Source material:
- - - - - - -
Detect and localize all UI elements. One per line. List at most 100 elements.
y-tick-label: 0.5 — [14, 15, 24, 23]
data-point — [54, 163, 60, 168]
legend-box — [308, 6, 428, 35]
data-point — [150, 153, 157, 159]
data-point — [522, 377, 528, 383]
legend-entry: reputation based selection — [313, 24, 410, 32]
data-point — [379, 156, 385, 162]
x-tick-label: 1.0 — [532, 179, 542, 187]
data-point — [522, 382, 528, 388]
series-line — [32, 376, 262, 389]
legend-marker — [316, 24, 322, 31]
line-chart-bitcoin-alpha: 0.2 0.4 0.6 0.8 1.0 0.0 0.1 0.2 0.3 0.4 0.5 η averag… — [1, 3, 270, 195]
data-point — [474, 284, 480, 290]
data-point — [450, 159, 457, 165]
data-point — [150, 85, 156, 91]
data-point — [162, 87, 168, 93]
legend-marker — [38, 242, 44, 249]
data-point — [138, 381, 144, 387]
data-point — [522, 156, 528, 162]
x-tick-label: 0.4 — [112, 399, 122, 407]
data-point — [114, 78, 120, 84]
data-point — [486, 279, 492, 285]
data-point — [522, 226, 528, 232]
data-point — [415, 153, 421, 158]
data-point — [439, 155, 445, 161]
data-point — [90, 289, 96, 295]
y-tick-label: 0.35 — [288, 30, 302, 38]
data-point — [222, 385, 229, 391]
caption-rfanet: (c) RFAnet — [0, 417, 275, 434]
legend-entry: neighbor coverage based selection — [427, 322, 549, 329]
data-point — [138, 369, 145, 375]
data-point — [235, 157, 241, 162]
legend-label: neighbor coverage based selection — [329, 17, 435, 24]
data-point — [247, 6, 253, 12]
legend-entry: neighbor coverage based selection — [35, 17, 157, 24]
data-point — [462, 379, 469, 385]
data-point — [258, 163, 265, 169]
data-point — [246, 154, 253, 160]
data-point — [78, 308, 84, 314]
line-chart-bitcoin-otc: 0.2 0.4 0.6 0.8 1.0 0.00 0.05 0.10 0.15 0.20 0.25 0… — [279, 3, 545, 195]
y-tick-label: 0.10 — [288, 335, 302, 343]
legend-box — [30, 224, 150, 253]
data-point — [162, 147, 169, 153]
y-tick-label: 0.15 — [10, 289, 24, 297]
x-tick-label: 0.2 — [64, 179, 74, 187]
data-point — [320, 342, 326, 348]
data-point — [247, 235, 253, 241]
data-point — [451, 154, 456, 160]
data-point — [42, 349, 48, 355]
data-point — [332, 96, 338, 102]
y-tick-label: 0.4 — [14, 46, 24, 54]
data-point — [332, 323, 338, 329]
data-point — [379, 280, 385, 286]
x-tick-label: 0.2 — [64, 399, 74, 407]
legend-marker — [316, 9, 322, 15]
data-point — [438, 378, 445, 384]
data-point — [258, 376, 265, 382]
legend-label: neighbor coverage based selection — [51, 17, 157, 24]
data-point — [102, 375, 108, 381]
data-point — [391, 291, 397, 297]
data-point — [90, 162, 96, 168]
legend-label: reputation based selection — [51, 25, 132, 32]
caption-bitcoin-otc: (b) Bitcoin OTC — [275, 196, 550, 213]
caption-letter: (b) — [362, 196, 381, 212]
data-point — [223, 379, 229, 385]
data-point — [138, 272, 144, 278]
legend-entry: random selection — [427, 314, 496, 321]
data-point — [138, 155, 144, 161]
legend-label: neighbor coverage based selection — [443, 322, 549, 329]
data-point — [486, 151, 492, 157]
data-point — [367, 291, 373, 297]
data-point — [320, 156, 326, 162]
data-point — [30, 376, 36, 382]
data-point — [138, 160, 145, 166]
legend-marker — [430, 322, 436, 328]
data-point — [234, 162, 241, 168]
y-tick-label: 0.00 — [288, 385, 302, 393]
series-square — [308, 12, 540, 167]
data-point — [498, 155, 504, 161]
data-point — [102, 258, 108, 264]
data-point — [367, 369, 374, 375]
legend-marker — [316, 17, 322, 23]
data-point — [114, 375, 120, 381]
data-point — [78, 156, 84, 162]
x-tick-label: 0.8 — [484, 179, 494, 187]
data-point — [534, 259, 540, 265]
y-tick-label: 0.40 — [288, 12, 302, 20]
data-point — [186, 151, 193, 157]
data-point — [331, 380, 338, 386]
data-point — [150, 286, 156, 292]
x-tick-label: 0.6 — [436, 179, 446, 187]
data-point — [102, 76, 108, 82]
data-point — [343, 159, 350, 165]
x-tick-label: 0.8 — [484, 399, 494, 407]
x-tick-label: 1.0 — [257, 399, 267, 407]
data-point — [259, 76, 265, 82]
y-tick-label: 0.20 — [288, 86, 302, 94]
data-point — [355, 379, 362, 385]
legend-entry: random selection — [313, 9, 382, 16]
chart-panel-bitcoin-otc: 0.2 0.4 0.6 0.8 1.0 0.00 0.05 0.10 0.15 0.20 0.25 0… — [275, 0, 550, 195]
- - - - - - -
Instruction:
Identify every line in the listing that contains the word "reputation", and copy each of those lines.

Full output:
legend-entry: reputation based selection — [313, 24, 410, 32]
legend-label: reputation based selection — [51, 25, 132, 32]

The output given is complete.